Task to carry out:
Transcribe the records below in full; pictures stay out of the copy.

Record list:
■ ■ ■ ■ ■ ■ ■

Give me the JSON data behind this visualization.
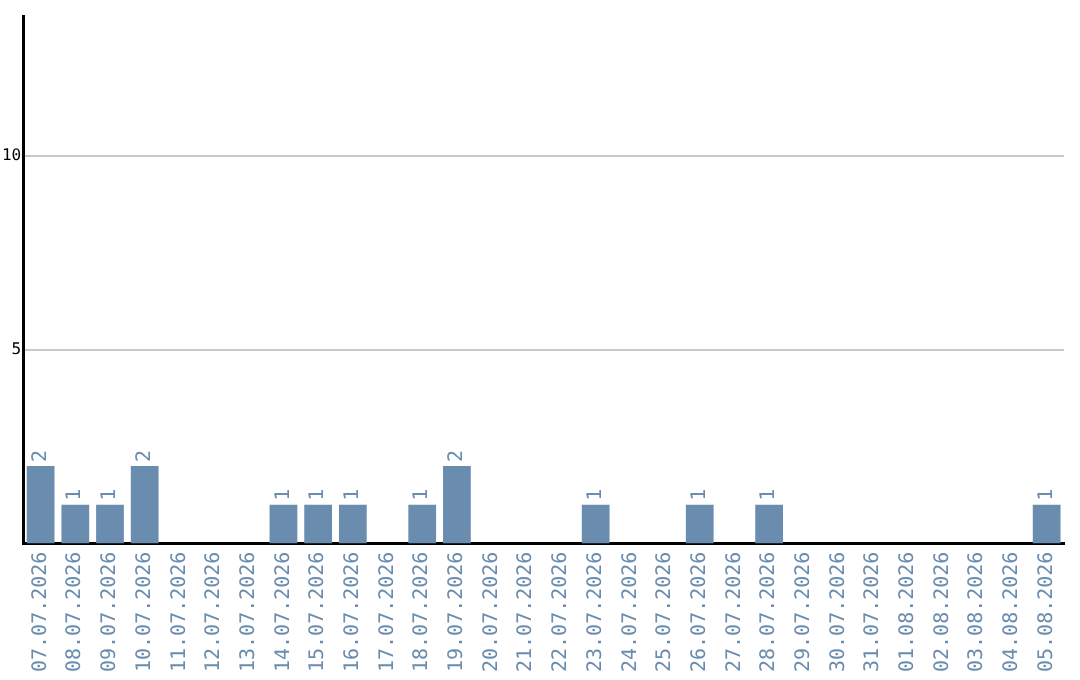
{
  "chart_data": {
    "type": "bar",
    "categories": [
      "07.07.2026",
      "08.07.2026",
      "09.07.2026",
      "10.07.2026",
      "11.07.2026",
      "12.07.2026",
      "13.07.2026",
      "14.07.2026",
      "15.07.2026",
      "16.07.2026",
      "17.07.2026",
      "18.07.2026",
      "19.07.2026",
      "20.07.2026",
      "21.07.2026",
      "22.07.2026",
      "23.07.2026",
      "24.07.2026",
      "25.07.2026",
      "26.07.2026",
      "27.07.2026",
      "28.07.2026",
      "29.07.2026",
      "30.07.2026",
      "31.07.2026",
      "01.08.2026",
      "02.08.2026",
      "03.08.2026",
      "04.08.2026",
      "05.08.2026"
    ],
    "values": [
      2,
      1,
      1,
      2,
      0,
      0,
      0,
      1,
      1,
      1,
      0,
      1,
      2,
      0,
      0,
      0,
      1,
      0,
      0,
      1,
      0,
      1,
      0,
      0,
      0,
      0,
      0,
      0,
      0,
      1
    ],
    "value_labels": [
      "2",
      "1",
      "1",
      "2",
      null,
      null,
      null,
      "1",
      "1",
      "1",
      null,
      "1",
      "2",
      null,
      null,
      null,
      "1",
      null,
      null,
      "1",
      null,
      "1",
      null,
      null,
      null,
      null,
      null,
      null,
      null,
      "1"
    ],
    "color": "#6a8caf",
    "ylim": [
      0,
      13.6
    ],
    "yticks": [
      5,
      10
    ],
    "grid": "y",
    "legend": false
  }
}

■ ■ ■ ■ ■ ■ ■

Response to the task:
Give me the JSON data behind this visualization.
{
  "chart_data": {
    "type": "bar",
    "categories": [
      "07.07.2026",
      "08.07.2026",
      "09.07.2026",
      "10.07.2026",
      "11.07.2026",
      "12.07.2026",
      "13.07.2026",
      "14.07.2026",
      "15.07.2026",
      "16.07.2026",
      "17.07.2026",
      "18.07.2026",
      "19.07.2026",
      "20.07.2026",
      "21.07.2026",
      "22.07.2026",
      "23.07.2026",
      "24.07.2026",
      "25.07.2026",
      "26.07.2026",
      "27.07.2026",
      "28.07.2026",
      "29.07.2026",
      "30.07.2026",
      "31.07.2026",
      "01.08.2026",
      "02.08.2026",
      "03.08.2026",
      "04.08.2026",
      "05.08.2026"
    ],
    "values": [
      2,
      1,
      1,
      2,
      0,
      0,
      0,
      1,
      1,
      1,
      0,
      1,
      2,
      0,
      0,
      0,
      1,
      0,
      0,
      1,
      0,
      1,
      0,
      0,
      0,
      0,
      0,
      0,
      0,
      1
    ],
    "value_labels": [
      "2",
      "1",
      "1",
      "2",
      null,
      null,
      null,
      "1",
      "1",
      "1",
      null,
      "1",
      "2",
      null,
      null,
      null,
      "1",
      null,
      null,
      "1",
      null,
      "1",
      null,
      null,
      null,
      null,
      null,
      null,
      null,
      "1"
    ],
    "color": "#6a8caf",
    "ylim": [
      0,
      13.6
    ],
    "yticks": [
      5,
      10
    ],
    "grid": "y",
    "legend": false
  }
}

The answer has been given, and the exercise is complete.